Stored records:
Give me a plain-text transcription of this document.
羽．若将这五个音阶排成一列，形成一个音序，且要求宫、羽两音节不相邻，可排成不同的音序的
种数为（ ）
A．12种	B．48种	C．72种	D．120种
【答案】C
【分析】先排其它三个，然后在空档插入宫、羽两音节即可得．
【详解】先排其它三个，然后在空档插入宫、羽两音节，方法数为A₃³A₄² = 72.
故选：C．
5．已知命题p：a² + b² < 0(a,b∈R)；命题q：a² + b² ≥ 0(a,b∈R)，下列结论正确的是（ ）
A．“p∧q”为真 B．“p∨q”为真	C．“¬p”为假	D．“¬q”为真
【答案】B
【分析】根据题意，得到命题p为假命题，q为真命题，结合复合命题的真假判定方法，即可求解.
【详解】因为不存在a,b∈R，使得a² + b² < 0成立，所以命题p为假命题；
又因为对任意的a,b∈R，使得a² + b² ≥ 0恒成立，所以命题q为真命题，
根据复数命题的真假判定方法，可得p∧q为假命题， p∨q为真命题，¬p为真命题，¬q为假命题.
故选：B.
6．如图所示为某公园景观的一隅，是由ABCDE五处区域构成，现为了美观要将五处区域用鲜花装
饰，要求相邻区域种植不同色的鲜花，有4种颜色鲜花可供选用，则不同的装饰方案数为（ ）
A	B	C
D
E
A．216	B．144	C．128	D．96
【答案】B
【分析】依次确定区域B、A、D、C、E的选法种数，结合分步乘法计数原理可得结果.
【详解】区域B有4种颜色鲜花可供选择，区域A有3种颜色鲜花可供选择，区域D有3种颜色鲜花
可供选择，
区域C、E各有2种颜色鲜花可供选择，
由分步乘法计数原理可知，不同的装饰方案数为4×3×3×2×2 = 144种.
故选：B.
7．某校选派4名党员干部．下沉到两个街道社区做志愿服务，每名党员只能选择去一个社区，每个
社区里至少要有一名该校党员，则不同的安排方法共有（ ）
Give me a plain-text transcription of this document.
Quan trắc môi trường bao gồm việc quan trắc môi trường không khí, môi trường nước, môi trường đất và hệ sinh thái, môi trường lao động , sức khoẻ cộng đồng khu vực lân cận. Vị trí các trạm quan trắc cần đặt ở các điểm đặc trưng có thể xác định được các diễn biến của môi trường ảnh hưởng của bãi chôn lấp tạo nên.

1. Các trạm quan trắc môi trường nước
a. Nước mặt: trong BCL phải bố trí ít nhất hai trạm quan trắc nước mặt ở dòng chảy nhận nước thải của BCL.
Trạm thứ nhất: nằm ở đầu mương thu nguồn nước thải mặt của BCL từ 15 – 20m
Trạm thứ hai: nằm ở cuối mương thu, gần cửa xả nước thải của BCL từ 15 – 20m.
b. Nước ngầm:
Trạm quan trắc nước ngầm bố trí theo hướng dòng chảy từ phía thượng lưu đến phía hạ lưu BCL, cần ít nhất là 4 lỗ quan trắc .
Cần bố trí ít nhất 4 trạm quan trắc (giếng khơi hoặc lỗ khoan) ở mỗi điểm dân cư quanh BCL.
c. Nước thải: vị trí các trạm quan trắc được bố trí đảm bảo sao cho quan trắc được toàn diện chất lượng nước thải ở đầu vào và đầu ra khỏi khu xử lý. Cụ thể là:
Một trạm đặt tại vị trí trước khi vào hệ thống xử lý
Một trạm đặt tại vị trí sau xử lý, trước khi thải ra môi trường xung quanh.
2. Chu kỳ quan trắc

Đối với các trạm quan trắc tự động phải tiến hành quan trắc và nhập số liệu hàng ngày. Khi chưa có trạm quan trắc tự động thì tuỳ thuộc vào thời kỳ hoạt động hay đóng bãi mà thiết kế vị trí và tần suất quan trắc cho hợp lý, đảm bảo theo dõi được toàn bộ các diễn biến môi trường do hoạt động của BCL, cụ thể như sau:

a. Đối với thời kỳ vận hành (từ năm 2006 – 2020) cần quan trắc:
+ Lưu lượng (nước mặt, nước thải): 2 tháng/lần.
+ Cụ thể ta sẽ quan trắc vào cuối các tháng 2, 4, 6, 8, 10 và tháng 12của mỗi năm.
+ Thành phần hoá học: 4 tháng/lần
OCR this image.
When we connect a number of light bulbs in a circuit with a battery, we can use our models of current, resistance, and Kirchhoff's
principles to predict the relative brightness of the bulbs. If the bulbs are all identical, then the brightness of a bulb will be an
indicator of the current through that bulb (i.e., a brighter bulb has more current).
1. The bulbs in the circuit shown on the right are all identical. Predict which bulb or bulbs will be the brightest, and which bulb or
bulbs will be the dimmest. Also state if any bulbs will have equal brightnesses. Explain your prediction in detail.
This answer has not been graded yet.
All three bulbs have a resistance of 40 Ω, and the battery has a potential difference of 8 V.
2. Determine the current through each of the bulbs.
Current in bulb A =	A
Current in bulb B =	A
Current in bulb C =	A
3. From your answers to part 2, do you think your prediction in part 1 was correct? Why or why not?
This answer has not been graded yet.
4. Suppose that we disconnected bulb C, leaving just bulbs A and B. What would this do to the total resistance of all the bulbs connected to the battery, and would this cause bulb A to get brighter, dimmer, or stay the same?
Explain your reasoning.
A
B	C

§ **Requirement**
Pick out each line in the material containing "quanh".

§ **Right answer**
Cần bố trí ít nhất 4 trạm quan trắc (giếng khơi hoặc lỗ khoan) ở mỗi điểm dân cư quanh BCL.
Một trạm đặt tại vị trí sau xử lý, trước khi thải ra môi trường xung quanh.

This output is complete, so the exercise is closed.